Where a line contains the word "structure", copy that line.

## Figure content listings
══════

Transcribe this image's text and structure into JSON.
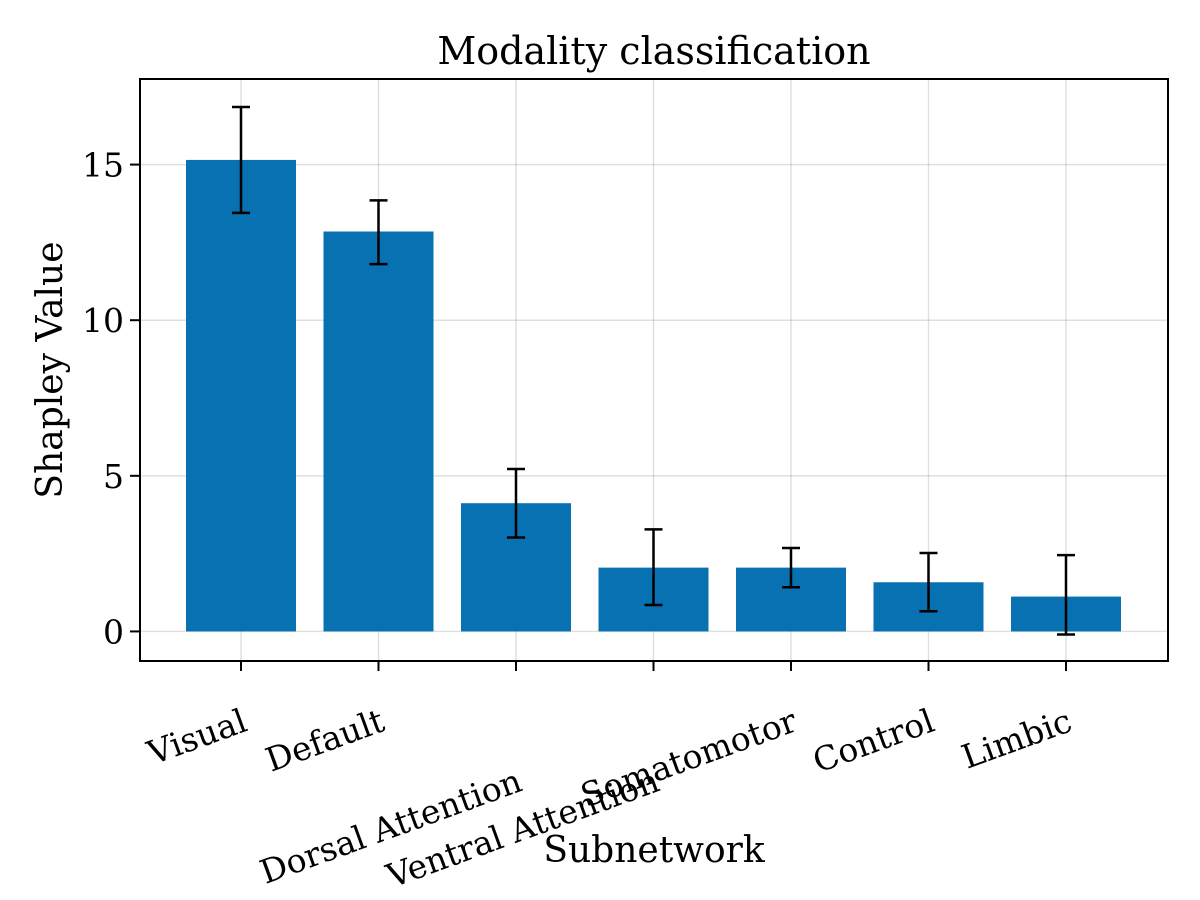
{
  "chart_data": {
    "type": "bar",
    "title": "Modality classification",
    "xlabel": "Subnetwork",
    "ylabel": "Shapley Value",
    "categories": [
      "Visual",
      "Default",
      "Dorsal Attention",
      "Ventral Attention",
      "Somatomotor",
      "Control",
      "Limbic"
    ],
    "values": [
      15.15,
      12.85,
      4.12,
      2.05,
      2.05,
      1.58,
      1.12
    ],
    "error_low": [
      13.45,
      11.8,
      3.02,
      0.85,
      1.42,
      0.65,
      -0.1
    ],
    "error_high": [
      16.85,
      13.85,
      5.22,
      3.28,
      2.68,
      2.52,
      2.45
    ],
    "ylim": [
      -0.95,
      17.75
    ],
    "yticks": [
      0,
      5,
      10,
      15
    ],
    "ytick_labels": [
      "0",
      "5",
      "10",
      "15"
    ],
    "grid": true,
    "bar_color": "#0871b2"
  }
}
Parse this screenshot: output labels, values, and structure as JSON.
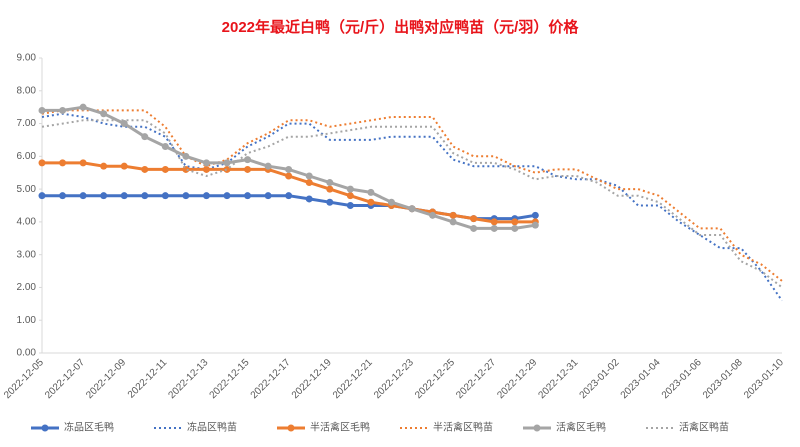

══════

## Full solution
Transcribe this image's text and structure into JSON.
Parse this screenshot: output labels, values, and structure as JSON.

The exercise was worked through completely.